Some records
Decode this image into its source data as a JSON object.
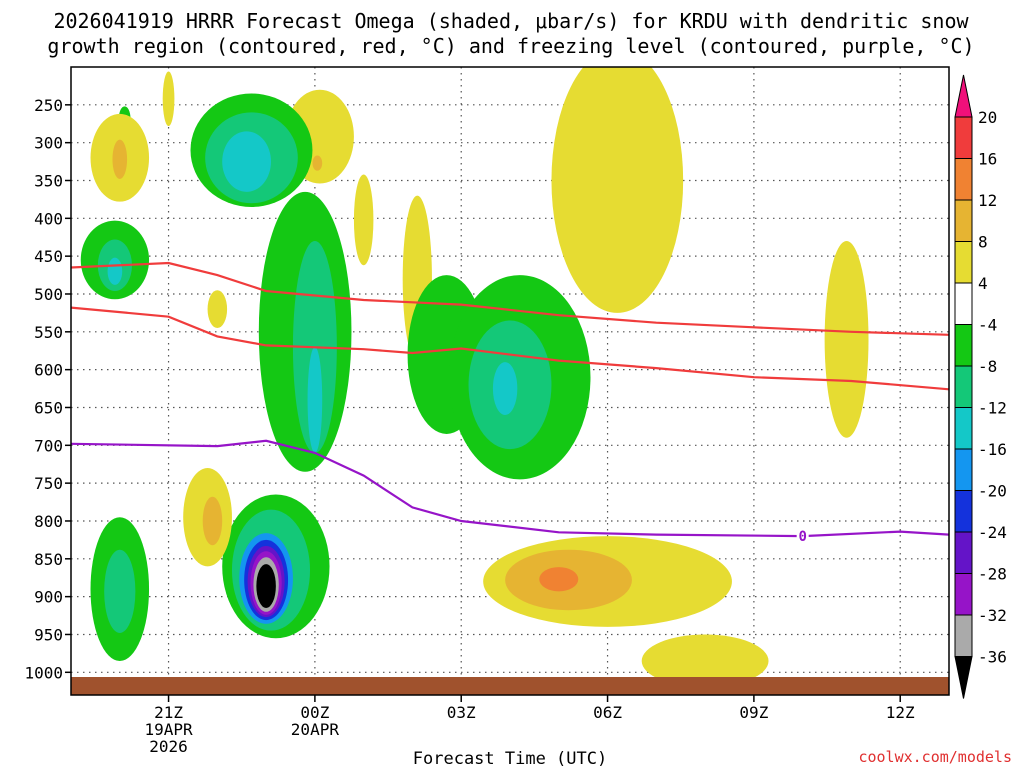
{
  "chart_data": {
    "type": "contour",
    "title_line1": "2026041919 HRRR Forecast Omega (shaded, μbar/s) for KRDU with dendritic snow",
    "title_line2": "growth region (contoured, red, °C) and freezing level (contoured, purple, °C)",
    "xlabel": "Forecast Time (UTC)",
    "credit": "coolwx.com/models",
    "y_axis": {
      "unit": "hPa",
      "range": [
        200,
        1030
      ],
      "ticks": [
        250,
        300,
        350,
        400,
        450,
        500,
        550,
        600,
        650,
        700,
        750,
        800,
        850,
        900,
        950,
        1000
      ]
    },
    "x_axis": {
      "unit": "forecast hour",
      "range": [
        0,
        18
      ],
      "ticks": [
        {
          "hour": 2,
          "lines": [
            "21Z",
            "19APR",
            "2026"
          ]
        },
        {
          "hour": 5,
          "lines": [
            "00Z",
            "20APR"
          ]
        },
        {
          "hour": 8,
          "lines": [
            "03Z"
          ]
        },
        {
          "hour": 11,
          "lines": [
            "06Z"
          ]
        },
        {
          "hour": 14,
          "lines": [
            "09Z"
          ]
        },
        {
          "hour": 17,
          "lines": [
            "12Z"
          ]
        }
      ]
    },
    "colorbar": {
      "labels": [
        "20",
        "16",
        "12",
        "8",
        "4",
        "-4",
        "-8",
        "-12",
        "-16",
        "-20",
        "-24",
        "-28",
        "-32",
        "-36"
      ],
      "colors": [
        "#f0107a",
        "#f03c3c",
        "#f08232",
        "#e6b432",
        "#e6dc32",
        "#ffffff",
        "#14c814",
        "#14c878",
        "#14c8c8",
        "#1496f0",
        "#1432dc",
        "#6414c8",
        "#9614c8",
        "#aaaaaa",
        "#000000"
      ]
    },
    "red_contours": [
      {
        "name": "-12 C",
        "points": [
          [
            0,
            465
          ],
          [
            2,
            459
          ],
          [
            3,
            475
          ],
          [
            4,
            496
          ],
          [
            6,
            508
          ],
          [
            8,
            514
          ],
          [
            10,
            528
          ],
          [
            12,
            538
          ],
          [
            14,
            544
          ],
          [
            16,
            550
          ],
          [
            18,
            554
          ]
        ]
      },
      {
        "name": "-17 C",
        "points": [
          [
            0,
            518
          ],
          [
            2,
            530
          ],
          [
            3,
            556
          ],
          [
            4,
            568
          ],
          [
            6,
            573
          ],
          [
            7,
            578
          ],
          [
            8,
            572
          ],
          [
            10,
            588
          ],
          [
            12,
            598
          ],
          [
            14,
            610
          ],
          [
            16,
            615
          ],
          [
            18,
            626
          ]
        ]
      }
    ],
    "purple_contour": {
      "name": "0 C",
      "label": "0",
      "label_hour": 15,
      "points": [
        [
          0,
          698
        ],
        [
          3,
          701
        ],
        [
          4,
          694
        ],
        [
          5,
          710
        ],
        [
          6,
          740
        ],
        [
          7,
          782
        ],
        [
          8,
          800
        ],
        [
          10,
          815
        ],
        [
          12,
          818
        ],
        [
          15,
          820
        ],
        [
          17,
          814
        ],
        [
          18,
          818
        ]
      ]
    },
    "shaded_regions": [
      {
        "level": "-4",
        "color": "#14c814",
        "hour": 1.1,
        "p": 268,
        "rh": 0.12,
        "rp": 16
      },
      {
        "level": "4",
        "color": "#e6dc32",
        "hour": 2.0,
        "p": 242,
        "rh": 0.12,
        "rp": 36
      },
      {
        "level": "4",
        "color": "#e6dc32",
        "hour": 1.0,
        "p": 320,
        "rh": 0.6,
        "rp": 58
      },
      {
        "level": "8",
        "color": "#e6b432",
        "hour": 1.0,
        "p": 322,
        "rh": 0.15,
        "rp": 26
      },
      {
        "level": "-4",
        "color": "#14c814",
        "hour": 0.9,
        "p": 455,
        "rh": 0.7,
        "rp": 52
      },
      {
        "level": "-8",
        "color": "#14c878",
        "hour": 0.9,
        "p": 462,
        "rh": 0.35,
        "rp": 34
      },
      {
        "level": "-12",
        "color": "#14c8c8",
        "hour": 0.9,
        "p": 470,
        "rh": 0.15,
        "rp": 18
      },
      {
        "level": "4",
        "color": "#e6dc32",
        "hour": 5.1,
        "p": 292,
        "rh": 0.7,
        "rp": 62
      },
      {
        "level": "8",
        "color": "#e6b432",
        "hour": 5.05,
        "p": 327,
        "rh": 0.1,
        "rp": 10
      },
      {
        "level": "4",
        "color": "#e6dc32",
        "hour": 6.0,
        "p": 402,
        "rh": 0.2,
        "rp": 60
      },
      {
        "level": "4",
        "color": "#e6dc32",
        "hour": 3.0,
        "p": 520,
        "rh": 0.2,
        "rp": 25
      },
      {
        "level": "-4",
        "color": "#14c814",
        "hour": 3.7,
        "p": 310,
        "rh": 1.25,
        "rp": 75
      },
      {
        "level": "-4",
        "color": "#14c814",
        "hour": 4.8,
        "p": 550,
        "rh": 0.95,
        "rp": 185
      },
      {
        "level": "-4",
        "color": "#14c814",
        "hour": 4.2,
        "p": 860,
        "rh": 1.1,
        "rp": 95
      },
      {
        "level": "-8",
        "color": "#14c878",
        "hour": 3.7,
        "p": 320,
        "rh": 0.95,
        "rp": 60
      },
      {
        "level": "-8",
        "color": "#14c878",
        "hour": 5.0,
        "p": 570,
        "rh": 0.45,
        "rp": 140
      },
      {
        "level": "-8",
        "color": "#14c878",
        "hour": 4.1,
        "p": 865,
        "rh": 0.8,
        "rp": 80
      },
      {
        "level": "-12",
        "color": "#14c8c8",
        "hour": 3.6,
        "p": 325,
        "rh": 0.5,
        "rp": 40
      },
      {
        "level": "-12",
        "color": "#14c8c8",
        "hour": 5.0,
        "p": 640,
        "rh": 0.15,
        "rp": 70
      },
      {
        "level": "-16",
        "color": "#1496f0",
        "hour": 4.0,
        "p": 876,
        "rh": 0.55,
        "rp": 60
      },
      {
        "level": "-20",
        "color": "#1432dc",
        "hour": 4.0,
        "p": 878,
        "rh": 0.45,
        "rp": 53
      },
      {
        "level": "-24",
        "color": "#6414c8",
        "hour": 4.0,
        "p": 880,
        "rh": 0.38,
        "rp": 47
      },
      {
        "level": "-28",
        "color": "#9614c8",
        "hour": 4.0,
        "p": 882,
        "rh": 0.32,
        "rp": 42
      },
      {
        "level": "-32",
        "color": "#aaaaaa",
        "hour": 4.0,
        "p": 884,
        "rh": 0.26,
        "rp": 36
      },
      {
        "level": "-36",
        "color": "#000000",
        "hour": 4.0,
        "p": 886,
        "rh": 0.2,
        "rp": 29
      },
      {
        "level": "4",
        "color": "#e6dc32",
        "hour": 2.8,
        "p": 795,
        "rh": 0.5,
        "rp": 65
      },
      {
        "level": "8",
        "color": "#e6b432",
        "hour": 2.9,
        "p": 800,
        "rh": 0.2,
        "rp": 32
      },
      {
        "level": "-4",
        "color": "#14c814",
        "hour": 1.0,
        "p": 890,
        "rh": 0.6,
        "rp": 95
      },
      {
        "level": "-8",
        "color": "#14c878",
        "hour": 1.0,
        "p": 893,
        "rh": 0.32,
        "rp": 55
      },
      {
        "level": "4",
        "color": "#e6dc32",
        "hour": 7.1,
        "p": 480,
        "rh": 0.3,
        "rp": 110
      },
      {
        "level": "-4",
        "color": "#14c814",
        "hour": 7.7,
        "p": 580,
        "rh": 0.8,
        "rp": 105
      },
      {
        "level": "-4",
        "color": "#14c814",
        "hour": 9.2,
        "p": 610,
        "rh": 1.45,
        "rp": 135
      },
      {
        "level": "-8",
        "color": "#14c878",
        "hour": 9.0,
        "p": 620,
        "rh": 0.85,
        "rp": 85
      },
      {
        "level": "-12",
        "color": "#14c8c8",
        "hour": 8.9,
        "p": 625,
        "rh": 0.25,
        "rp": 35
      },
      {
        "level": "4",
        "color": "#e6dc32",
        "hour": 11.2,
        "p": 350,
        "rh": 1.35,
        "rp": 175
      },
      {
        "level": "4",
        "color": "#e6dc32",
        "hour": 11.0,
        "p": 880,
        "rh": 2.55,
        "rp": 60
      },
      {
        "level": "8",
        "color": "#e6b432",
        "hour": 10.2,
        "p": 878,
        "rh": 1.3,
        "rp": 40
      },
      {
        "level": "12",
        "color": "#f08232",
        "hour": 10.0,
        "p": 877,
        "rh": 0.4,
        "rp": 16
      },
      {
        "level": "4",
        "color": "#e6dc32",
        "hour": 13.0,
        "p": 985,
        "rh": 1.3,
        "rp": 35
      },
      {
        "level": "4",
        "color": "#e6dc32",
        "hour": 15.9,
        "p": 560,
        "rh": 0.45,
        "rp": 130
      }
    ]
  }
}
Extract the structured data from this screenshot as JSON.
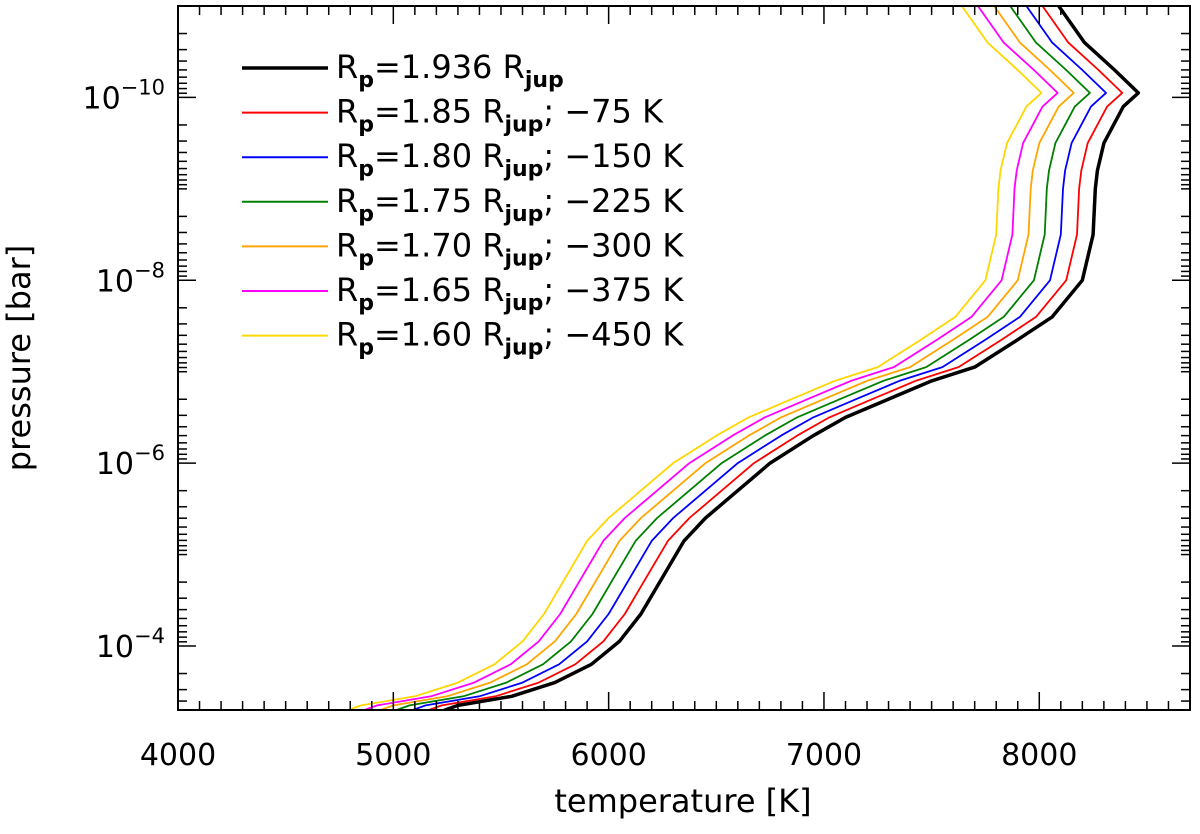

Aim
Your task is to list each line of the records with the word "JSON".

Solution below
Decode this image into its source data as a JSON object.
Extract the structured data from this screenshot as JSON.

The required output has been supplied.